**TO DO:**
Repeat all of the material exactly as given.

**INPUT MATERIAL:**
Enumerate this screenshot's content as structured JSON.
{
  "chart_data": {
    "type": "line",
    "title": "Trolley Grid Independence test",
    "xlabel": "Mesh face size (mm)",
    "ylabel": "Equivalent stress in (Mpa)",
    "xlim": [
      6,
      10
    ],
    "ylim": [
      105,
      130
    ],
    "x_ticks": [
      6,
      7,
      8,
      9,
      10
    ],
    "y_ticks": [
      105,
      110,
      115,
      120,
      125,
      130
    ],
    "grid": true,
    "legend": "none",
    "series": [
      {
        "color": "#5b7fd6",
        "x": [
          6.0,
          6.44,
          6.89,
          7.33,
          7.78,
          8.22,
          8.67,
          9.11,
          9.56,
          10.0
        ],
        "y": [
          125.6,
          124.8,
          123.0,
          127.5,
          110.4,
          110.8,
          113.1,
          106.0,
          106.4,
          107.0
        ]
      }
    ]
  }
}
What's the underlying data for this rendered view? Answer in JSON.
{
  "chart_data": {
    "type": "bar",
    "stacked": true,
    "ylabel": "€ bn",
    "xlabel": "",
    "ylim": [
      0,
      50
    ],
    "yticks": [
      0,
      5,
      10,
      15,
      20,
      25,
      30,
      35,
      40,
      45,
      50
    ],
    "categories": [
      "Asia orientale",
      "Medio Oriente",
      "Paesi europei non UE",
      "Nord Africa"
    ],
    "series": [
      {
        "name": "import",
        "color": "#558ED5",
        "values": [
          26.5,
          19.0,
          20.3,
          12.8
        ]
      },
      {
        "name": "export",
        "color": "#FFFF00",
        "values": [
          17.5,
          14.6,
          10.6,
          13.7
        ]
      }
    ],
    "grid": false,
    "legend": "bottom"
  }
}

**REPLY TO THE EXERCISE:**
Enumerate this screenshot's content as structured JSON.
{
  "chart_data": {
    "type": "line",
    "title": "Trolley Grid Independence test",
    "xlabel": "Mesh face size (mm)",
    "ylabel": "Equivalent stress in (Mpa)",
    "xlim": [
      6,
      10
    ],
    "ylim": [
      105,
      130
    ],
    "x_ticks": [
      6,
      7,
      8,
      9,
      10
    ],
    "y_ticks": [
      105,
      110,
      115,
      120,
      125,
      130
    ],
    "grid": true,
    "legend": "none",
    "series": [
      {
        "color": "#5b7fd6",
        "x": [
          6.0,
          6.44,
          6.89,
          7.33,
          7.78,
          8.22,
          8.67,
          9.11,
          9.56,
          10.0
        ],
        "y": [
          125.6,
          124.8,
          123.0,
          127.5,
          110.4,
          110.8,
          113.1,
          106.0,
          106.4,
          107.0
        ]
      }
    ]
  }
}
What's the underlying data for this rendered view? Answer in JSON.
{
  "chart_data": {
    "type": "bar",
    "stacked": true,
    "ylabel": "€ bn",
    "xlabel": "",
    "ylim": [
      0,
      50
    ],
    "yticks": [
      0,
      5,
      10,
      15,
      20,
      25,
      30,
      35,
      40,
      45,
      50
    ],
    "categories": [
      "Asia orientale",
      "Medio Oriente",
      "Paesi europei non UE",
      "Nord Africa"
    ],
    "series": [
      {
        "name": "import",
        "color": "#558ED5",
        "values": [
          26.5,
          19.0,
          20.3,
          12.8
        ]
      },
      {
        "name": "export",
        "color": "#FFFF00",
        "values": [
          17.5,
          14.6,
          10.6,
          13.7
        ]
      }
    ],
    "grid": false,
    "legend": "bottom"
  }
}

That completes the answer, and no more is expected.